Each line that holds the word "टनरश" should be returned.

=-=-=

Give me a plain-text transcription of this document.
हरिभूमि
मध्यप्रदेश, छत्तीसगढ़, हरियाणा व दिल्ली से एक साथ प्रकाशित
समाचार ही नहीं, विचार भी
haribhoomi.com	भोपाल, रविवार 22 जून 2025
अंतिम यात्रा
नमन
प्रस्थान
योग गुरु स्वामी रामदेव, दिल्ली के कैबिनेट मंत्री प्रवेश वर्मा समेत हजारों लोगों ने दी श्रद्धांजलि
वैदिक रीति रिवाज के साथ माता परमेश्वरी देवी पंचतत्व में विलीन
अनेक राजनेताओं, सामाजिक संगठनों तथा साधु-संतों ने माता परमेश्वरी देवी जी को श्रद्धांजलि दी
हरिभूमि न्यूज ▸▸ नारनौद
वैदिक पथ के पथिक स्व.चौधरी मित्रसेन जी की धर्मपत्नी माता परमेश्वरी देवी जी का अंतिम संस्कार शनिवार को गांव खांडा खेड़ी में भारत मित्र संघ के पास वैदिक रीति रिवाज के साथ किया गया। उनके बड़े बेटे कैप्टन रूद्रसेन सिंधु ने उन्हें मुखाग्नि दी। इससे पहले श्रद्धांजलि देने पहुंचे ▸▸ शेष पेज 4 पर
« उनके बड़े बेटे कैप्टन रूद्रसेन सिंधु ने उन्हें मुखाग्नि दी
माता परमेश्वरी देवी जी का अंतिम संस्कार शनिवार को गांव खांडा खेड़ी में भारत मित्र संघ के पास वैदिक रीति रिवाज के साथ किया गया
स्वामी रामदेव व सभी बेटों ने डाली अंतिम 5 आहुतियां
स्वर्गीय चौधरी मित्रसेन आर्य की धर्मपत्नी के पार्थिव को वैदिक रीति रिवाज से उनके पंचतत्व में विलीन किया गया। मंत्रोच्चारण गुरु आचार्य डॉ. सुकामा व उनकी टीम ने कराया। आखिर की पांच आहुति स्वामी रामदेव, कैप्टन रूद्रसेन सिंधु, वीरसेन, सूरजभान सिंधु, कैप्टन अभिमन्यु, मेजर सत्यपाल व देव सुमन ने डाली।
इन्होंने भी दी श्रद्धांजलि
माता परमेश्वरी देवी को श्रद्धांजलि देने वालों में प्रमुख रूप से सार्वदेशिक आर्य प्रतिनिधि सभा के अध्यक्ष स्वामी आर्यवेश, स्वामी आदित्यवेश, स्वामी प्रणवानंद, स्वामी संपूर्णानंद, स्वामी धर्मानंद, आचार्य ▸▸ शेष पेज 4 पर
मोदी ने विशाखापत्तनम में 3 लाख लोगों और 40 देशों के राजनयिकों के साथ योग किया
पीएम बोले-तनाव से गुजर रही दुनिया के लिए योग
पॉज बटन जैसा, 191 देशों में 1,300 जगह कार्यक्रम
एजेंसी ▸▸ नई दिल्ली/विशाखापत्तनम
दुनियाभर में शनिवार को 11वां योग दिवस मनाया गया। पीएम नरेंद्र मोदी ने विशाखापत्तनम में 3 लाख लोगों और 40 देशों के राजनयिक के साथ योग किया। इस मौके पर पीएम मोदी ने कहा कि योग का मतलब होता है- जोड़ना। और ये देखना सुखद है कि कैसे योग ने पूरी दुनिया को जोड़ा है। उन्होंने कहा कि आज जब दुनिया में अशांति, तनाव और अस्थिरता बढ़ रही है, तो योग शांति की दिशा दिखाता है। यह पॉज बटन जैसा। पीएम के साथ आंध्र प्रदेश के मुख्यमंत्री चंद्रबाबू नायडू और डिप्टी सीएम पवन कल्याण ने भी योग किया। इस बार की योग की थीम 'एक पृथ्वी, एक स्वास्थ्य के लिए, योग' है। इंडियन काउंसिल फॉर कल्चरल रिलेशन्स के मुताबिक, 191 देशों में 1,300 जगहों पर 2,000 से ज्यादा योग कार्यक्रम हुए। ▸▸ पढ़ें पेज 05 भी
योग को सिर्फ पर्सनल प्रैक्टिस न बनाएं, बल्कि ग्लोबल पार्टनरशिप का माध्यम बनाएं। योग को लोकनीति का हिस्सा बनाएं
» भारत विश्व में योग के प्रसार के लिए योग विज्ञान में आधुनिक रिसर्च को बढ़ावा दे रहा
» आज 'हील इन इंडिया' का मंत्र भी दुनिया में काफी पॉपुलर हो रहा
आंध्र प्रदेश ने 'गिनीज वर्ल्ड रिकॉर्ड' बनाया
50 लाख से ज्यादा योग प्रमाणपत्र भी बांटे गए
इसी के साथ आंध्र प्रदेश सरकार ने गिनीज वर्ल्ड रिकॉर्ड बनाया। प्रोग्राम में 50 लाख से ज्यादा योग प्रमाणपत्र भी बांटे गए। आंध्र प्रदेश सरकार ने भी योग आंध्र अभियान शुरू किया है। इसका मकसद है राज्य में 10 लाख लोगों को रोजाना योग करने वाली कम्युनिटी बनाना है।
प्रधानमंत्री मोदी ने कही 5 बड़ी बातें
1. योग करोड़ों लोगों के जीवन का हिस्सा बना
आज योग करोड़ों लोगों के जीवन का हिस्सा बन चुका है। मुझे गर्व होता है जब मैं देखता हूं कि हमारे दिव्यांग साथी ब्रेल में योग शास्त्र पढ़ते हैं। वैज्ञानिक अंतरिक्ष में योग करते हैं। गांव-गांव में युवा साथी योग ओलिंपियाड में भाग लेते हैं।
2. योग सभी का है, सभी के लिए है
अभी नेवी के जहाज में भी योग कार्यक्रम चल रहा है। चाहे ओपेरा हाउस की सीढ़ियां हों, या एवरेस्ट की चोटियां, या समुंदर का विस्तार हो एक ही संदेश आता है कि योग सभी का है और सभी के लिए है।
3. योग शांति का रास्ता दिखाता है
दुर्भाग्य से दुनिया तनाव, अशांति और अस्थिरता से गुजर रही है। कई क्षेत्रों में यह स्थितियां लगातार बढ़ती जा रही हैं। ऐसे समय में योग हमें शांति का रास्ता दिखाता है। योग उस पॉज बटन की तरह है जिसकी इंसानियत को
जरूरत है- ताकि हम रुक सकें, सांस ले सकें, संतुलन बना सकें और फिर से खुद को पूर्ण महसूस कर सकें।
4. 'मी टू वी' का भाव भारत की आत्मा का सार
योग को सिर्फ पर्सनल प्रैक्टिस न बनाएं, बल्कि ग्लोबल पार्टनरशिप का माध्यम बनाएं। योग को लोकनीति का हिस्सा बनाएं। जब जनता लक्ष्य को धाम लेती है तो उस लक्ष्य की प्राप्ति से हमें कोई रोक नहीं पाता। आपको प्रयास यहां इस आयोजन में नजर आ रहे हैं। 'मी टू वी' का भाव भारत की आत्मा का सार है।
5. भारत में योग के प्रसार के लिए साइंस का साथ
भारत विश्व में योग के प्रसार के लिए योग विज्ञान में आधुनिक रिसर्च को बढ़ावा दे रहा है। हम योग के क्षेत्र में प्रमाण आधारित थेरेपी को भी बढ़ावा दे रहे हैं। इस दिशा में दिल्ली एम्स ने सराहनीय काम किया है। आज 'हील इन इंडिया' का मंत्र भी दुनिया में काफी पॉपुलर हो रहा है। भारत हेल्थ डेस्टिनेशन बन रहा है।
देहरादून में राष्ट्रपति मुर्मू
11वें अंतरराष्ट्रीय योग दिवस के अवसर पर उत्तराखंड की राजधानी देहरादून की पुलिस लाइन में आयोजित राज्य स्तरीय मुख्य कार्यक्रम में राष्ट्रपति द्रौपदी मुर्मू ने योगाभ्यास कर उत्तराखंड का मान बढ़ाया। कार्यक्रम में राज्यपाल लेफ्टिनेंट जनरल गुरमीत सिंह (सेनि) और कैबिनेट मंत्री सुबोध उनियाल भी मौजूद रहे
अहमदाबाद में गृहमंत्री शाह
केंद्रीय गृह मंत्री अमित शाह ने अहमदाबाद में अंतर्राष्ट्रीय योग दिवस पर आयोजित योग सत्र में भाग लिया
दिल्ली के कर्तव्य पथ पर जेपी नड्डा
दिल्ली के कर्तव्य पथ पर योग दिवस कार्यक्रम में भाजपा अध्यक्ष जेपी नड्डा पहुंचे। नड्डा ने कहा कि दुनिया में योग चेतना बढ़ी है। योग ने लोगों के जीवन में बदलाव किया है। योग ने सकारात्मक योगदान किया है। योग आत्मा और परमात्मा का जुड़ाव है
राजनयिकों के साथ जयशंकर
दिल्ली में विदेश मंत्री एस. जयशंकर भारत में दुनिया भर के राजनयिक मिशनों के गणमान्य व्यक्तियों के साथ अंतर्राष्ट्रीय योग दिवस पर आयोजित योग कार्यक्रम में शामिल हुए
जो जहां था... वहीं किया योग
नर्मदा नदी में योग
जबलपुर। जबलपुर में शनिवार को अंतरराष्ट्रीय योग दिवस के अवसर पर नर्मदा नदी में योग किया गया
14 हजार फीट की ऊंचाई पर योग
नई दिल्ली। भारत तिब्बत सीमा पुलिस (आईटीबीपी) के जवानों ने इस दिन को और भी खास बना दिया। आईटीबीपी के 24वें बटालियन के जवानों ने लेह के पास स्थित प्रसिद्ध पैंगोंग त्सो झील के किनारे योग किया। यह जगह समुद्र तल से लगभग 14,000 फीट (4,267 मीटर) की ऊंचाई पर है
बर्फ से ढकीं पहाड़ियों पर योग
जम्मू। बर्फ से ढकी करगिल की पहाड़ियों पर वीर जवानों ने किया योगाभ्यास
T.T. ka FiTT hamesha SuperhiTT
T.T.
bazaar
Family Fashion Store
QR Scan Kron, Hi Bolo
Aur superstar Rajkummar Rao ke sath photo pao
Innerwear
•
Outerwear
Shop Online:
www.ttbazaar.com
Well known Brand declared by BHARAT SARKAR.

=-=-=

Solution to this problem
योग को सिर्फ पर्सनल प्रैक्टिस न बनाएं, बल्कि ग्लोबल पार्टनरशिप का माध्यम बनाएं। योग को लोकनीति का हिस्सा बनाएं
योग को सिर्फ पर्सनल प्रैक्टिस न बनाएं, बल्कि ग्लोबल पार्टनरशिप का माध्यम बनाएं। योग को लोकनीति का हिस्सा बनाएं। जब जनता लक्ष्य को धाम लेती है तो उस लक्ष्य की प्राप्ति से हमें कोई रोक नहीं पाता। आपको प्रयास यहां इस आयोजन में नजर आ रहे हैं। 'मी टू वी' का भाव भारत की आत्मा का सार है।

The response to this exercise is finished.